───── Data in this exercise

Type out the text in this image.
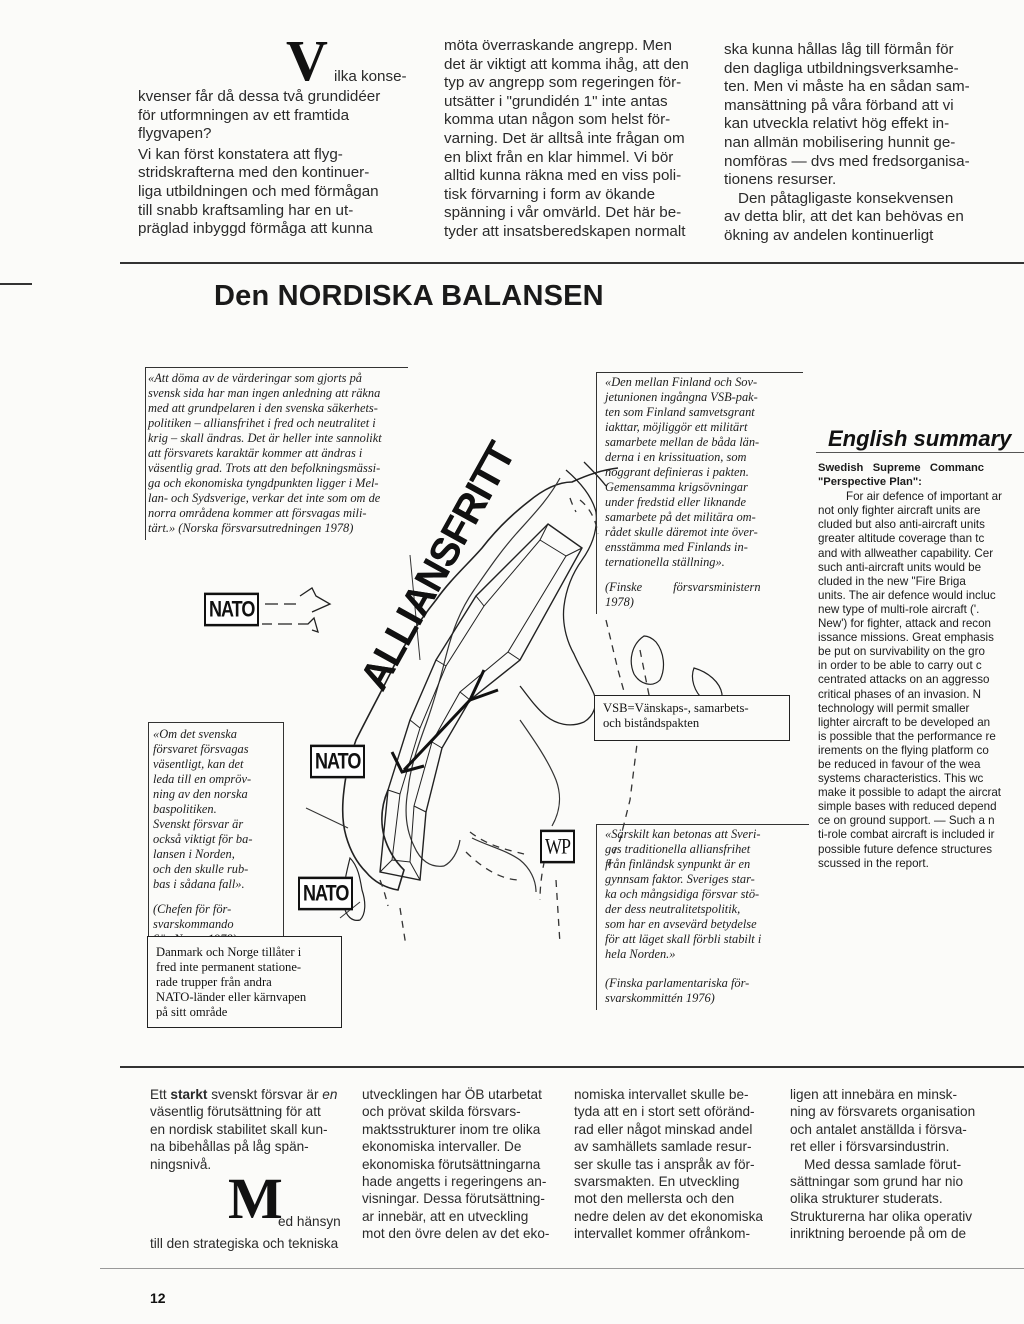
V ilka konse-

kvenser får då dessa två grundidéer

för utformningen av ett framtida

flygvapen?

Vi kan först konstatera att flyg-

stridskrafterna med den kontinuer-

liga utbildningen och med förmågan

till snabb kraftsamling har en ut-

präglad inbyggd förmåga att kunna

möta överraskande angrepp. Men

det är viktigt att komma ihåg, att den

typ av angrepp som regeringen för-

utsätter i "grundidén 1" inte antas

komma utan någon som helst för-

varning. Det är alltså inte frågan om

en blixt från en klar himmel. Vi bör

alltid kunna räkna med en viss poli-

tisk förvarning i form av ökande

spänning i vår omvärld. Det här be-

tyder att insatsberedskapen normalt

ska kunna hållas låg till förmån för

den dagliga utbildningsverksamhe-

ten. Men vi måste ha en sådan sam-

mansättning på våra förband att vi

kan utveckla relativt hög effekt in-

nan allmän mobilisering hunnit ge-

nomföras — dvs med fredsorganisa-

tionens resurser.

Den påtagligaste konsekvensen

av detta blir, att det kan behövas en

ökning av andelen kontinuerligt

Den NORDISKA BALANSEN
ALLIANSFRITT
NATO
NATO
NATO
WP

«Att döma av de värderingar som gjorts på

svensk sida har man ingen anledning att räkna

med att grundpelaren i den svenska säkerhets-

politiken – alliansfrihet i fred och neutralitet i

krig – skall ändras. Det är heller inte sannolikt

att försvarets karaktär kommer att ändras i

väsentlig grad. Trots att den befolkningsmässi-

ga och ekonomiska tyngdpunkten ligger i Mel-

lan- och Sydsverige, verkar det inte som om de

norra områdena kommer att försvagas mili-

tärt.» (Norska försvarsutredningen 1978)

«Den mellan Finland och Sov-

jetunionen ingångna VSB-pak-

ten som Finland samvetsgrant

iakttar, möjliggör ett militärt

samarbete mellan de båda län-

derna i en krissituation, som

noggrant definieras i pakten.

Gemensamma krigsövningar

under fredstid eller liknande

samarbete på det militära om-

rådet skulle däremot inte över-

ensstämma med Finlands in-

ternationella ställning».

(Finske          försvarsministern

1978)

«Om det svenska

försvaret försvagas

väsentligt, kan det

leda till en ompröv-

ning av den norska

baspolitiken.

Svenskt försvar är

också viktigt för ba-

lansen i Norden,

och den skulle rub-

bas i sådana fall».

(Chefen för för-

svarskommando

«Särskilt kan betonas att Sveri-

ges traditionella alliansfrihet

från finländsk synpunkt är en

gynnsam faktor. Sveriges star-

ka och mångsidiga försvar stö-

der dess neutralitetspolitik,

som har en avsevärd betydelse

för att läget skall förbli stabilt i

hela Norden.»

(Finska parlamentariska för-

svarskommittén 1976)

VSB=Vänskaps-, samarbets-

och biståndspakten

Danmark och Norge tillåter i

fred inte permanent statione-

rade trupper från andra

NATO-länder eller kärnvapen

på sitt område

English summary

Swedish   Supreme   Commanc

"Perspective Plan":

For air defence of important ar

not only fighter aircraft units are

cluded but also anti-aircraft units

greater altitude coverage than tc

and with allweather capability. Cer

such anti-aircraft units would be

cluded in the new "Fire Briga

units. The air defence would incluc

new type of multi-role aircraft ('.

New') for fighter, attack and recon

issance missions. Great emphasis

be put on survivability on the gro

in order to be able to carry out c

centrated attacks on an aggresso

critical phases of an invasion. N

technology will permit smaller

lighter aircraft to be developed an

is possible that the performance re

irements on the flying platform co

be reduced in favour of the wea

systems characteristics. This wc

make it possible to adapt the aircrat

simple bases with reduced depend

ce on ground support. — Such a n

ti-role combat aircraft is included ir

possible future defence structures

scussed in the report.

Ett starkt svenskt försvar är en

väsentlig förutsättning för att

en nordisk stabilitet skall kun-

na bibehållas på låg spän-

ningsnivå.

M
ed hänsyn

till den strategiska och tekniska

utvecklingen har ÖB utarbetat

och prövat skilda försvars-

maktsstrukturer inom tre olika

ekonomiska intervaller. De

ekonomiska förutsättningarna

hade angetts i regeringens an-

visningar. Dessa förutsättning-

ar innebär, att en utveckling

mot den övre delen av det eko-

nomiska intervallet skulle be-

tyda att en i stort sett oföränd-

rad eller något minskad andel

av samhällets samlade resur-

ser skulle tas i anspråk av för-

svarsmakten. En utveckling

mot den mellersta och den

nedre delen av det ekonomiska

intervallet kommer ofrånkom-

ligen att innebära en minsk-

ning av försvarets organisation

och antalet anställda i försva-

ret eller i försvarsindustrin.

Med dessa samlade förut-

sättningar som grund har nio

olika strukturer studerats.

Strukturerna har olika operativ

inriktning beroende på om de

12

──────────

**The request**
Word for word, quote the lines above. Omit the pictures.

**Correct response**
Type out the text in this image.
V ilka konse-

kvenser får då dessa två grundidéer

för utformningen av ett framtida

flygvapen?

Vi kan först konstatera att flyg-

stridskrafterna med den kontinuer-

liga utbildningen och med förmågan

till snabb kraftsamling har en ut-

präglad inbyggd förmåga att kunna

möta överraskande angrepp. Men

det är viktigt att komma ihåg, att den

typ av angrepp som regeringen för-

utsätter i "grundidén 1" inte antas

komma utan någon som helst för-

varning. Det är alltså inte frågan om

en blixt från en klar himmel. Vi bör

alltid kunna räkna med en viss poli-

tisk förvarning i form av ökande

spänning i vår omvärld. Det här be-

tyder att insatsberedskapen normalt

ska kunna hållas låg till förmån för

den dagliga utbildningsverksamhe-

ten. Men vi måste ha en sådan sam-

mansättning på våra förband att vi

kan utveckla relativt hög effekt in-

nan allmän mobilisering hunnit ge-

nomföras — dvs med fredsorganisa-

tionens resurser.

Den påtagligaste konsekvensen

av detta blir, att det kan behövas en

ökning av andelen kontinuerligt

Den NORDISKA BALANSEN
ALLIANSFRITT
NATO
NATO
NATO
WP

«Att döma av de värderingar som gjorts på

svensk sida har man ingen anledning att räkna

med att grundpelaren i den svenska säkerhets-

politiken – alliansfrihet i fred och neutralitet i

krig – skall ändras. Det är heller inte sannolikt

att försvarets karaktär kommer att ändras i

väsentlig grad. Trots att den befolkningsmässi-

ga och ekonomiska tyngdpunkten ligger i Mel-

lan- och Sydsverige, verkar det inte som om de

norra områdena kommer att försvagas mili-

tärt.» (Norska försvarsutredningen 1978)

«Den mellan Finland och Sov-

jetunionen ingångna VSB-pak-

ten som Finland samvetsgrant

iakttar, möjliggör ett militärt

samarbete mellan de båda län-

derna i en krissituation, som

noggrant definieras i pakten.

Gemensamma krigsövningar

under fredstid eller liknande

samarbete på det militära om-

rådet skulle däremot inte över-

ensstämma med Finlands in-

ternationella ställning».

(Finske          försvarsministern

1978)

«Om det svenska

försvaret försvagas

väsentligt, kan det

leda till en ompröv-

ning av den norska

baspolitiken.

Svenskt försvar är

också viktigt för ba-

lansen i Norden,

och den skulle rub-

bas i sådana fall».

(Chefen för för-

svarskommando

«Särskilt kan betonas att Sveri-

ges traditionella alliansfrihet

från finländsk synpunkt är en

gynnsam faktor. Sveriges star-

ka och mångsidiga försvar stö-

der dess neutralitetspolitik,

som har en avsevärd betydelse

för att läget skall förbli stabilt i

hela Norden.»

(Finska parlamentariska för-

svarskommittén 1976)

VSB=Vänskaps-, samarbets-

och biståndspakten

Danmark och Norge tillåter i

fred inte permanent statione-

rade trupper från andra

NATO-länder eller kärnvapen

på sitt område

English summary

Swedish   Supreme   Commanc

"Perspective Plan":

For air defence of important ar

not only fighter aircraft units are

cluded but also anti-aircraft units

greater altitude coverage than tc

and with allweather capability. Cer

such anti-aircraft units would be

cluded in the new "Fire Briga

units. The air defence would incluc

new type of multi-role aircraft ('.

New') for fighter, attack and recon

issance missions. Great emphasis

be put on survivability on the gro

in order to be able to carry out c

centrated attacks on an aggresso

critical phases of an invasion. N

technology will permit smaller

lighter aircraft to be developed an

is possible that the performance re

irements on the flying platform co

be reduced in favour of the wea

systems characteristics. This wc

make it possible to adapt the aircrat

simple bases with reduced depend

ce on ground support. — Such a n

ti-role combat aircraft is included ir

possible future defence structures

scussed in the report.

Ett starkt svenskt försvar är en

väsentlig förutsättning för att

en nordisk stabilitet skall kun-

na bibehållas på låg spän-

ningsnivå.

M
ed hänsyn

till den strategiska och tekniska

utvecklingen har ÖB utarbetat

och prövat skilda försvars-

maktsstrukturer inom tre olika

ekonomiska intervaller. De

ekonomiska förutsättningarna

hade angetts i regeringens an-

visningar. Dessa förutsättning-

ar innebär, att en utveckling

mot den övre delen av det eko-

nomiska intervallet skulle be-

tyda att en i stort sett oföränd-

rad eller något minskad andel

av samhällets samlade resur-

ser skulle tas i anspråk av för-

svarsmakten. En utveckling

mot den mellersta och den

nedre delen av det ekonomiska

intervallet kommer ofrånkom-

ligen att innebära en minsk-

ning av försvarets organisation

och antalet anställda i försva-

ret eller i försvarsindustrin.

Med dessa samlade förut-

sättningar som grund har nio

olika strukturer studerats.

Strukturerna har olika operativ

inriktning beroende på om de

12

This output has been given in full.